┌─ Records
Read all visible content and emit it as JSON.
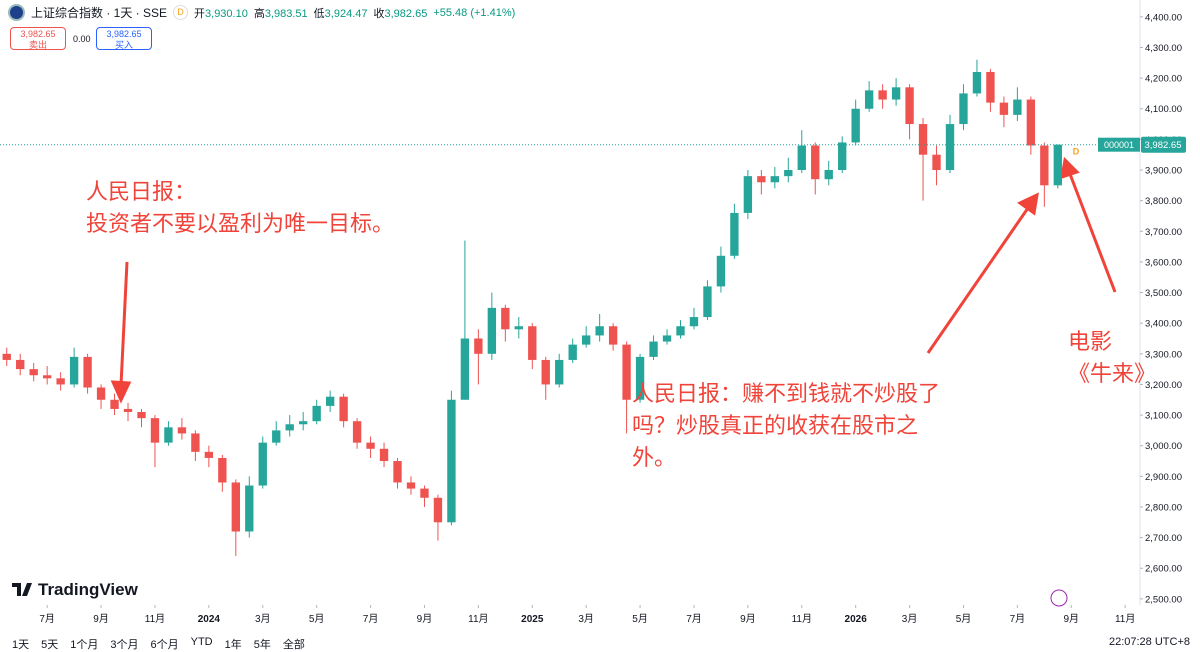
{
  "chart_data": {
    "type": "candlestick",
    "title": "上证综合指数 · 1天 · SSE",
    "event_marker": "D",
    "header_ohlc": [
      {
        "label": "开",
        "value": "3,930.10"
      },
      {
        "label": "高",
        "value": "3,983.51"
      },
      {
        "label": "低",
        "value": "3,924.47"
      },
      {
        "label": "收",
        "value": "3,982.65"
      }
    ],
    "header_change": "+55.48 (+1.41%)",
    "sell": {
      "price": "3,982.65",
      "label": "卖出"
    },
    "spread": "0.00",
    "buy": {
      "price": "3,982.65",
      "label": "买入"
    },
    "symbol_code": "000001",
    "last_price_label": "3,982.65",
    "logo": "TradingView",
    "toolbar": [
      "1天",
      "5天",
      "1个月",
      "3个月",
      "6个月",
      "YTD",
      "1年",
      "5年",
      "全部"
    ],
    "clock": "22:07:28 UTC+8",
    "up_color": "#26a69a",
    "down_color": "#ef5350",
    "grid": false,
    "annotations": [
      {
        "lines": [
          "人民日报：",
          "投资者不要以盈利为唯一目标。"
        ]
      },
      {
        "lines": [
          "人民日报：赚不到钱就不炒股了",
          "吗？炒股真正的收获在股市之",
          "外。"
        ]
      },
      {
        "lines": [
          "电影",
          "《牛来》"
        ]
      }
    ],
    "xlim": [
      -1.75,
      40.55
    ],
    "xticks": [
      {
        "value": 0,
        "label": "7月"
      },
      {
        "value": 2,
        "label": "9月"
      },
      {
        "value": 4,
        "label": "11月"
      },
      {
        "value": 6,
        "label": "2024"
      },
      {
        "value": 8,
        "label": "3月"
      },
      {
        "value": 10,
        "label": "5月"
      },
      {
        "value": 12,
        "label": "7月"
      },
      {
        "value": 14,
        "label": "9月"
      },
      {
        "value": 16,
        "label": "11月"
      },
      {
        "value": 18,
        "label": "2025"
      },
      {
        "value": 20,
        "label": "3月"
      },
      {
        "value": 22,
        "label": "5月"
      },
      {
        "value": 24,
        "label": "7月"
      },
      {
        "value": 26,
        "label": "9月"
      },
      {
        "value": 28,
        "label": "11月"
      },
      {
        "value": 30,
        "label": "2026"
      },
      {
        "value": 32,
        "label": "3月"
      },
      {
        "value": 34,
        "label": "5月"
      },
      {
        "value": 36,
        "label": "7月"
      },
      {
        "value": 38,
        "label": "9月"
      },
      {
        "value": 40,
        "label": "11月"
      }
    ],
    "ylim": [
      2480,
      4455
    ],
    "yticks": [
      {
        "value": 2500,
        "label": "2,500.00"
      },
      {
        "value": 2600,
        "label": "2,600.00"
      },
      {
        "value": 2700,
        "label": "2,700.00"
      },
      {
        "value": 2800,
        "label": "2,800.00"
      },
      {
        "value": 2900,
        "label": "2,900.00"
      },
      {
        "value": 3000,
        "label": "3,000.00"
      },
      {
        "value": 3100,
        "label": "3,100.00"
      },
      {
        "value": 3200,
        "label": "3,200.00"
      },
      {
        "value": 3300,
        "label": "3,300.00"
      },
      {
        "value": 3400,
        "label": "3,400.00"
      },
      {
        "value": 3500,
        "label": "3,500.00"
      },
      {
        "value": 3600,
        "label": "3,600.00"
      },
      {
        "value": 3700,
        "label": "3,700.00"
      },
      {
        "value": 3800,
        "label": "3,800.00"
      },
      {
        "value": 3900,
        "label": "3,900.00"
      },
      {
        "value": 4000,
        "label": "4,000.00"
      },
      {
        "value": 4100,
        "label": "4,100.00"
      },
      {
        "value": 4200,
        "label": "4,200.00"
      },
      {
        "value": 4300,
        "label": "4,300.00"
      },
      {
        "value": 4400,
        "label": "4,400.00"
      }
    ],
    "x": [
      -1.5,
      -1,
      -0.5,
      0,
      0.5,
      1,
      1.5,
      2,
      2.5,
      3,
      3.5,
      4,
      4.5,
      5,
      5.5,
      6,
      6.5,
      7,
      7.5,
      8,
      8.5,
      9,
      9.5,
      10,
      10.5,
      11,
      11.5,
      12,
      12.5,
      13,
      13.5,
      14,
      14.5,
      15,
      15.5,
      16,
      16.5,
      17,
      17.5,
      18,
      18.5,
      19,
      19.5,
      20,
      20.5,
      21,
      21.5,
      22,
      22.5,
      23,
      23.5,
      24,
      24.5,
      25,
      25.5,
      26,
      26.5,
      27,
      27.5,
      28,
      28.5,
      29,
      29.5,
      30,
      30.5,
      31,
      31.5,
      32,
      32.5,
      33,
      33.5,
      34,
      34.5,
      35,
      35.5,
      36,
      36.5,
      37,
      37.5
    ],
    "open": [
      3300,
      3280,
      3250,
      3230,
      3220,
      3200,
      3290,
      3190,
      3150,
      3120,
      3110,
      3090,
      3010,
      3060,
      3040,
      2980,
      2960,
      2880,
      2720,
      2870,
      3010,
      3050,
      3070,
      3080,
      3130,
      3160,
      3080,
      3010,
      2990,
      2950,
      2880,
      2860,
      2830,
      2750,
      3150,
      3350,
      3300,
      3450,
      3380,
      3390,
      3280,
      3200,
      3280,
      3330,
      3360,
      3390,
      3330,
      3150,
      3290,
      3340,
      3360,
      3390,
      3420,
      3520,
      3620,
      3760,
      3880,
      3860,
      3880,
      3900,
      3980,
      3870,
      3900,
      3990,
      4100,
      4160,
      4130,
      4170,
      4050,
      3950,
      3900,
      4050,
      4150,
      4220,
      4120,
      4080,
      4130,
      3980,
      3850
    ],
    "high": [
      3320,
      3300,
      3270,
      3260,
      3240,
      3320,
      3300,
      3200,
      3170,
      3140,
      3120,
      3100,
      3080,
      3090,
      3050,
      3000,
      2970,
      2890,
      2900,
      3030,
      3080,
      3100,
      3110,
      3150,
      3180,
      3170,
      3090,
      3030,
      3010,
      2960,
      2900,
      2870,
      2840,
      3180,
      3670,
      3380,
      3500,
      3460,
      3420,
      3400,
      3290,
      3300,
      3350,
      3390,
      3430,
      3400,
      3340,
      3300,
      3360,
      3380,
      3410,
      3450,
      3540,
      3650,
      3790,
      3900,
      3900,
      3910,
      3940,
      4030,
      3990,
      3930,
      4010,
      4130,
      4190,
      4180,
      4200,
      4180,
      4070,
      3980,
      4080,
      4180,
      4260,
      4230,
      4140,
      4170,
      4140,
      3990,
      3983.51
    ],
    "low": [
      3260,
      3230,
      3210,
      3200,
      3180,
      3190,
      3170,
      3120,
      3100,
      3080,
      3060,
      2930,
      3000,
      3020,
      2950,
      2930,
      2850,
      2640,
      2700,
      2860,
      3000,
      3030,
      3050,
      3070,
      3110,
      3060,
      2990,
      2960,
      2930,
      2860,
      2840,
      2800,
      2690,
      2740,
      3150,
      3200,
      3280,
      3340,
      3350,
      3250,
      3150,
      3190,
      3270,
      3320,
      3340,
      3310,
      3040,
      3140,
      3280,
      3330,
      3350,
      3380,
      3410,
      3500,
      3610,
      3740,
      3820,
      3840,
      3860,
      3890,
      3820,
      3850,
      3890,
      3980,
      4090,
      4100,
      4110,
      4000,
      3800,
      3850,
      3890,
      4030,
      4140,
      4090,
      4040,
      4060,
      3950,
      3780,
      3840
    ],
    "close": [
      3280,
      3250,
      3230,
      3220,
      3200,
      3290,
      3190,
      3150,
      3120,
      3110,
      3090,
      3010,
      3060,
      3040,
      2980,
      2960,
      2880,
      2720,
      2870,
      3010,
      3050,
      3070,
      3080,
      3130,
      3160,
      3080,
      3010,
      2990,
      2950,
      2880,
      2860,
      2830,
      2750,
      3150,
      3350,
      3300,
      3450,
      3380,
      3390,
      3280,
      3200,
      3280,
      3330,
      3360,
      3390,
      3330,
      3150,
      3290,
      3340,
      3360,
      3390,
      3420,
      3520,
      3620,
      3760,
      3880,
      3860,
      3880,
      3900,
      3980,
      3870,
      3900,
      3990,
      4100,
      4160,
      4130,
      4170,
      4050,
      3950,
      3900,
      4050,
      4150,
      4220,
      4120,
      4080,
      4130,
      3980,
      3850,
      3982.65
    ]
  }
}
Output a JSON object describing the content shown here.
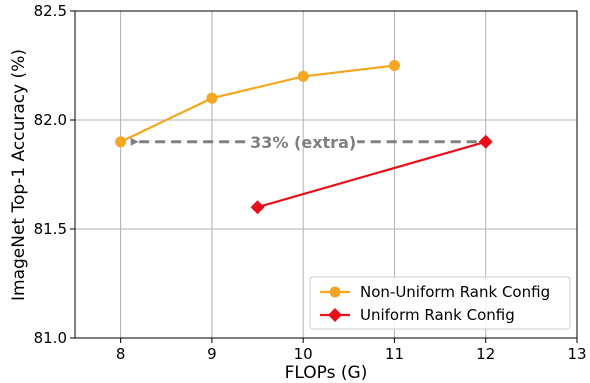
{
  "chart_data": {
    "type": "line",
    "title": "",
    "xlabel": "FLOPs (G)",
    "ylabel": "ImageNet Top-1 Accuracy (%)",
    "xlim": [
      7.5,
      13
    ],
    "ylim": [
      81.0,
      82.5
    ],
    "xticks": [
      8,
      9,
      10,
      11,
      12,
      13
    ],
    "yticks": [
      81.0,
      81.5,
      82.0,
      82.5
    ],
    "xtick_labels": [
      "8",
      "9",
      "10",
      "11",
      "12",
      "13"
    ],
    "ytick_labels": [
      "81.0",
      "81.5",
      "82.0",
      "82.5"
    ],
    "grid": true,
    "legend_position": "bottom-right",
    "series": [
      {
        "name": "Non-Uniform Rank Config",
        "color": "#f5a623",
        "marker": "circle",
        "x": [
          8,
          9,
          10,
          11
        ],
        "y": [
          81.9,
          82.1,
          82.2,
          82.25
        ]
      },
      {
        "name": "Uniform Rank Config",
        "color": "#e8111b",
        "marker": "diamond",
        "x": [
          9.5,
          12
        ],
        "y": [
          81.6,
          81.9
        ]
      }
    ],
    "annotations": [
      {
        "text": "33% (extra)",
        "type": "dashed-arrow",
        "color": "#808080",
        "from": [
          12,
          81.9
        ],
        "to": [
          8,
          81.9
        ]
      }
    ]
  }
}
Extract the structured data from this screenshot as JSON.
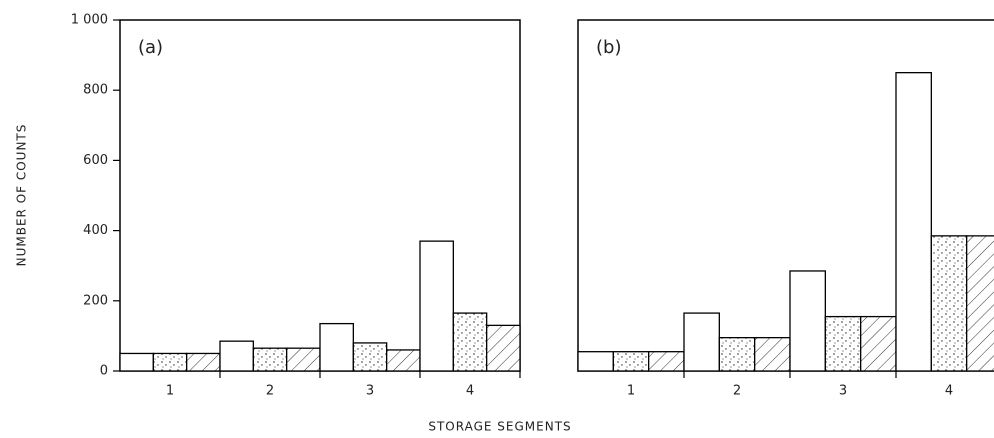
{
  "chart_data": [
    {
      "type": "bar",
      "label": "(a)",
      "y_label": "NUMBER OF COUNTS",
      "x_label": "STORAGE SEGMENTS",
      "categories": [
        "1",
        "2",
        "3",
        "4"
      ],
      "series": [
        {
          "color": "#000000",
          "fill": "none",
          "values": [
            50,
            85,
            135,
            370
          ]
        },
        {
          "color": "#000000",
          "fill": "dots",
          "values": [
            50,
            65,
            80,
            165
          ]
        },
        {
          "color": "#000000",
          "fill": "hatch",
          "values": [
            50,
            65,
            60,
            130
          ]
        }
      ],
      "ylim": [
        0,
        1000
      ],
      "yticks": [
        0,
        200,
        400,
        600,
        800,
        {
          "value": 1000,
          "label": "1 000"
        }
      ]
    },
    {
      "type": "bar",
      "label": "(b)",
      "categories": [
        "1",
        "2",
        "3",
        "4"
      ],
      "series": [
        {
          "color": "#000000",
          "fill": "none",
          "values": [
            55,
            165,
            285,
            850
          ]
        },
        {
          "color": "#000000",
          "fill": "dots",
          "values": [
            55,
            95,
            155,
            385
          ]
        },
        {
          "color": "#000000",
          "fill": "hatch",
          "values": [
            55,
            95,
            155,
            385
          ]
        }
      ],
      "ylim": [
        0,
        1000
      ]
    }
  ]
}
└─
In the records above, locate the lines holding the word "content". Copy each of them.

• Output below:
Read all visible content and emit it as JSON.
Output a JSON object describing the content shown here.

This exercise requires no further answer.